* **WHAT YOU WILL DO**
Using the material below, copy every line where "Создание" appears.

* **RECORDS FOR PROCESSING**
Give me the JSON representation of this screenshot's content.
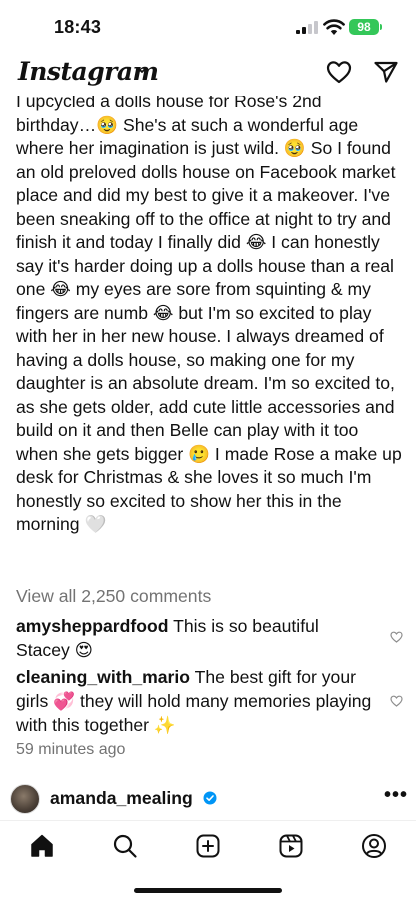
{
  "status": {
    "time": "18:43",
    "battery": "98"
  },
  "header": {
    "app_name": "Instagram"
  },
  "post": {
    "caption": "I upcycled a dolls house for Rose's 2nd birthday…🥹 She's at such a wonderful age where her imagination is just wild. 🥹 So I found an old preloved dolls house on Facebook market place and did my best to give it a makeover. I've been sneaking off to the office at night to try and finish it and today I finally did 😂 I can honestly say it's harder doing up a dolls house than a real one 😂 my eyes are sore from squinting & my fingers are numb 😂 but I'm so excited to play with her in her new house. I always dreamed of having a dolls house, so making one for my daughter is an absolute dream. I'm so excited to, as she gets older, add cute little accessories and build on it and then Belle can play with it too when she gets bigger 🥲 I made Rose a make up desk for Christmas & she loves it so much I'm honestly so excited to show her this in the morning 🤍",
    "view_all_comments": "View all 2,250 comments",
    "comments": [
      {
        "user": "amysheppardfood",
        "text": "This is so beautiful Stacey 😍"
      },
      {
        "user": "cleaning_with_mario",
        "text": "The best gift for your girls 💞 they will hold many memories playing with this together ✨"
      }
    ],
    "time_ago": "59 minutes ago"
  },
  "next_post": {
    "username": "amanda_mealing",
    "more": "•••"
  },
  "nav": {
    "items": [
      "home-icon",
      "search-icon",
      "create-icon",
      "reels-icon",
      "profile-icon"
    ]
  },
  "colors": {
    "battery": "#34c759",
    "verified": "#0095f6",
    "muted_text": "#737373"
  }
}
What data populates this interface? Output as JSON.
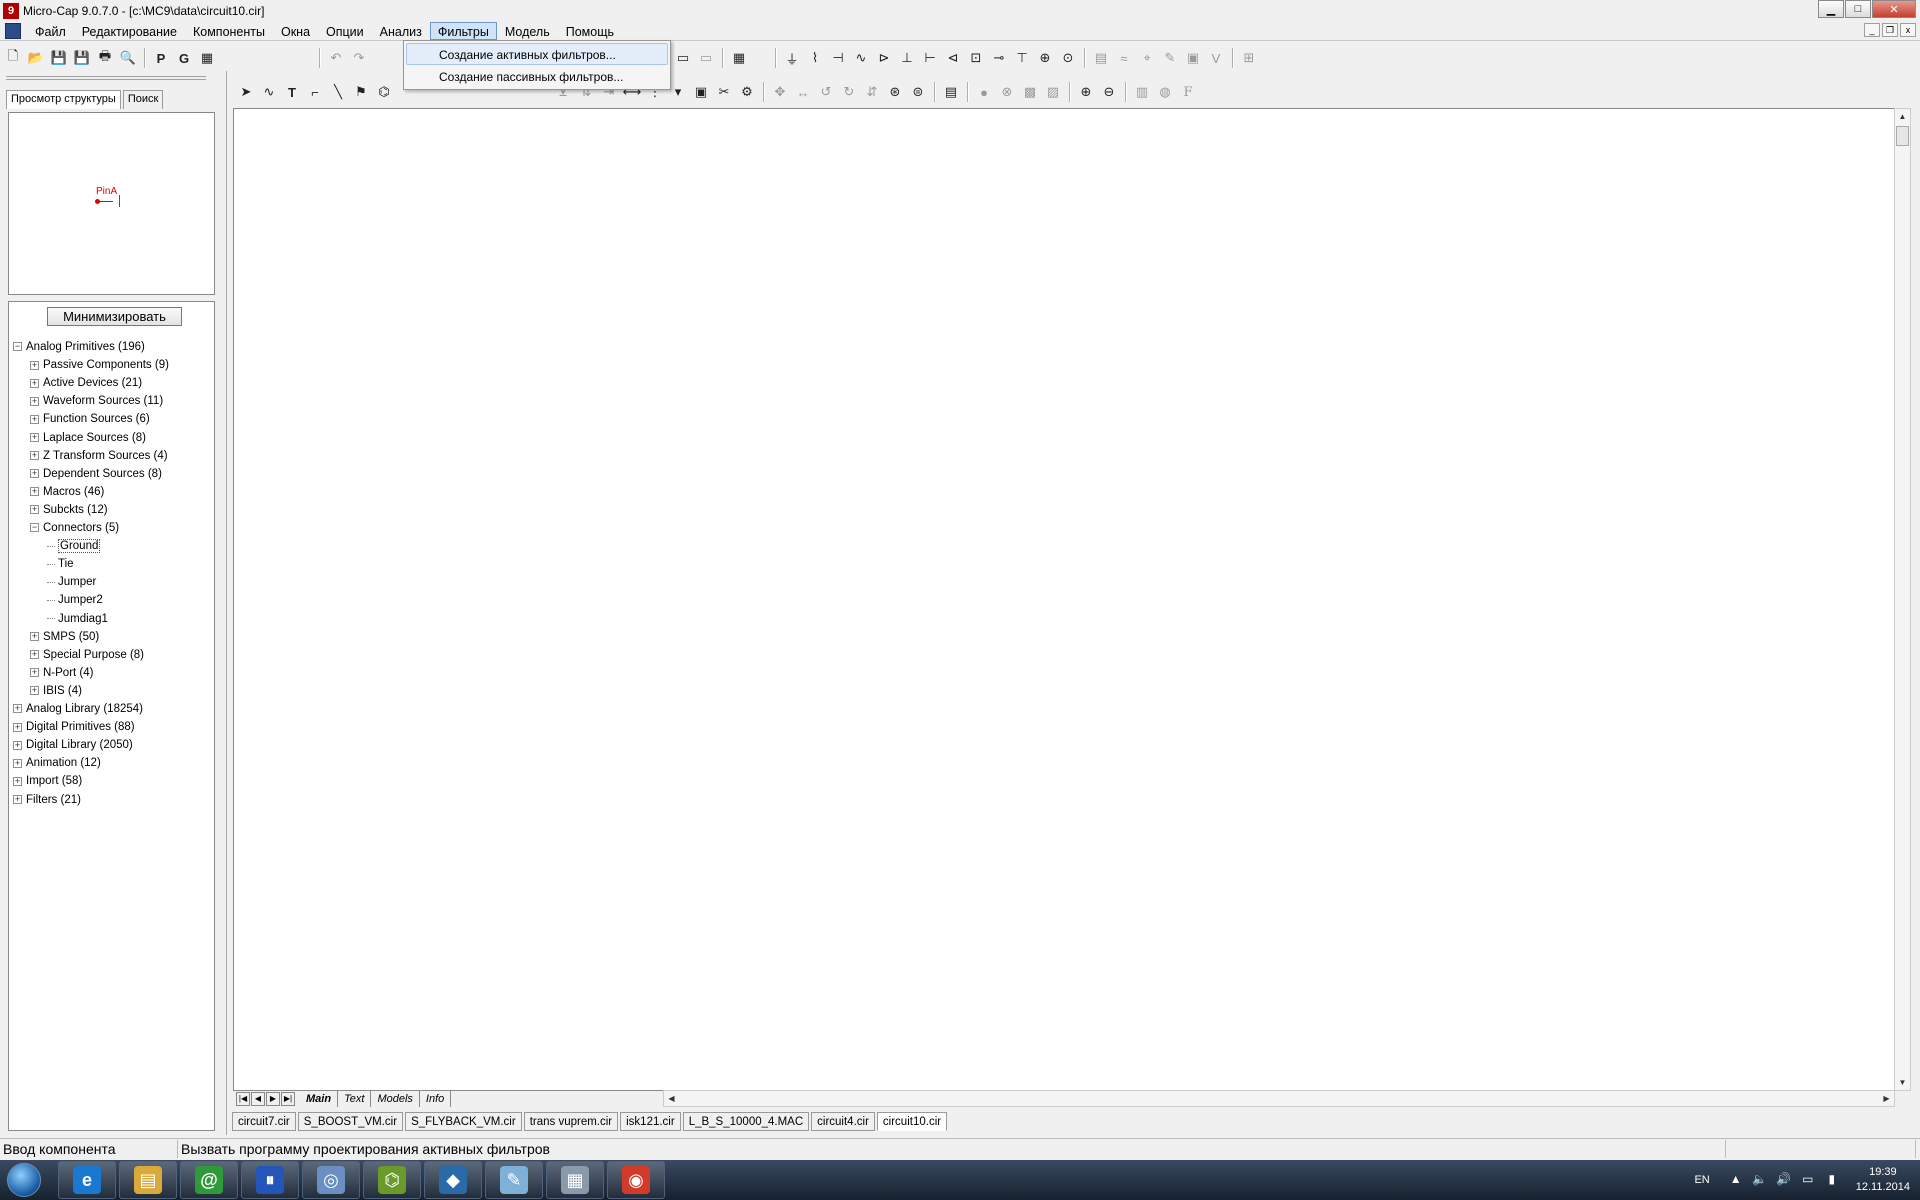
{
  "window": {
    "title": "Micro-Cap 9.0.7.0 - [c:\\MC9\\data\\circuit10.cir]",
    "app_icon_glyph": "9",
    "controls": [
      "minimize-icon",
      "maximize-icon",
      "close-icon"
    ]
  },
  "menu": {
    "items": [
      "Файл",
      "Редактирование",
      "Компоненты",
      "Окна",
      "Опции",
      "Анализ",
      "Фильтры",
      "Модель",
      "Помощь"
    ],
    "active_index": 6
  },
  "dropdown": {
    "items": [
      "Создание активных фильтров...",
      "Создание пассивных фильтров..."
    ],
    "hover_index": 0
  },
  "toolbar": {
    "letter_buttons": [
      "P",
      "G"
    ],
    "last_tool_glyph": "F"
  },
  "left_panel": {
    "tabs": [
      "Просмотр структуры",
      "Поиск"
    ],
    "active_tab_index": 0,
    "preview_label": "PinA",
    "minimize_label": "Минимизировать",
    "tree": [
      {
        "label": "Analog Primitives (196)",
        "level": 0,
        "state": "expanded"
      },
      {
        "label": "Passive Components (9)",
        "level": 1,
        "state": "collapsed"
      },
      {
        "label": "Active Devices (21)",
        "level": 1,
        "state": "collapsed"
      },
      {
        "label": "Waveform Sources (11)",
        "level": 1,
        "state": "collapsed"
      },
      {
        "label": "Function Sources (6)",
        "level": 1,
        "state": "collapsed"
      },
      {
        "label": "Laplace Sources (8)",
        "level": 1,
        "state": "collapsed"
      },
      {
        "label": "Z Transform Sources (4)",
        "level": 1,
        "state": "collapsed"
      },
      {
        "label": "Dependent Sources (8)",
        "level": 1,
        "state": "collapsed"
      },
      {
        "label": "Macros (46)",
        "level": 1,
        "state": "collapsed"
      },
      {
        "label": "Subckts (12)",
        "level": 1,
        "state": "collapsed"
      },
      {
        "label": "Connectors (5)",
        "level": 1,
        "state": "expanded"
      },
      {
        "label": "Ground",
        "level": 2,
        "state": "leaf",
        "selected": true
      },
      {
        "label": "Tie",
        "level": 2,
        "state": "leaf"
      },
      {
        "label": "Jumper",
        "level": 2,
        "state": "leaf"
      },
      {
        "label": "Jumper2",
        "level": 2,
        "state": "leaf"
      },
      {
        "label": "Jumdiag1",
        "level": 2,
        "state": "leaf"
      },
      {
        "label": "SMPS (50)",
        "level": 1,
        "state": "collapsed"
      },
      {
        "label": "Special Purpose (8)",
        "level": 1,
        "state": "collapsed"
      },
      {
        "label": "N-Port (4)",
        "level": 1,
        "state": "collapsed"
      },
      {
        "label": "IBIS (4)",
        "level": 1,
        "state": "collapsed"
      },
      {
        "label": "Analog Library (18254)",
        "level": 0,
        "state": "collapsed"
      },
      {
        "label": "Digital Primitives (88)",
        "level": 0,
        "state": "collapsed"
      },
      {
        "label": "Digital Library (2050)",
        "level": 0,
        "state": "collapsed"
      },
      {
        "label": "Animation (12)",
        "level": 0,
        "state": "collapsed"
      },
      {
        "label": "Import (58)",
        "level": 0,
        "state": "collapsed"
      },
      {
        "label": "Filters (21)",
        "level": 0,
        "state": "collapsed"
      }
    ]
  },
  "sheet_tabs": [
    "Main",
    "Text",
    "Models",
    "Info"
  ],
  "sheet_active_index": 0,
  "file_tabs": [
    "circuit7.cir",
    "S_BOOST_VM.cir",
    "S_FLYBACK_VM.cir",
    "trans vuprem.cir",
    "isk121.cir",
    "L_B_S_10000_4.MAC",
    "circuit4.cir",
    "circuit10.cir"
  ],
  "file_active_index": 7,
  "status": {
    "left": "Ввод компонента",
    "message": "Вызвать программу проектирования активных фильтров"
  },
  "taskbar": {
    "apps": [
      {
        "icon": "internet-explorer-icon",
        "glyph": "e",
        "color": "#1b78d0"
      },
      {
        "icon": "file-explorer-icon",
        "glyph": "▤",
        "color": "#d9a93a"
      },
      {
        "icon": "mail-agent-icon",
        "glyph": "@",
        "color": "#2f9a3a"
      },
      {
        "icon": "mediaget-icon",
        "glyph": "⏸",
        "color": "#2356b8"
      },
      {
        "icon": "satellite-app-icon",
        "glyph": "◎",
        "color": "#6a8fc0"
      },
      {
        "icon": "microcap-icon",
        "glyph": "⌬",
        "color": "#6a9a2a"
      },
      {
        "icon": "diamond-app-icon",
        "glyph": "◆",
        "color": "#2a6aa8"
      },
      {
        "icon": "notepad-icon",
        "glyph": "✎",
        "color": "#7fb0d8"
      },
      {
        "icon": "calculator-icon",
        "glyph": "▦",
        "color": "#8a9aaa"
      },
      {
        "icon": "chrome-icon",
        "glyph": "◉",
        "color": "#d23a2a"
      }
    ],
    "lang": "EN",
    "time": "19:39",
    "date": "12.11.2014"
  }
}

* **RESULT FOR THIS TASK**
      "Создание активных фильтров...",
      "Создание пассивных фильтров..."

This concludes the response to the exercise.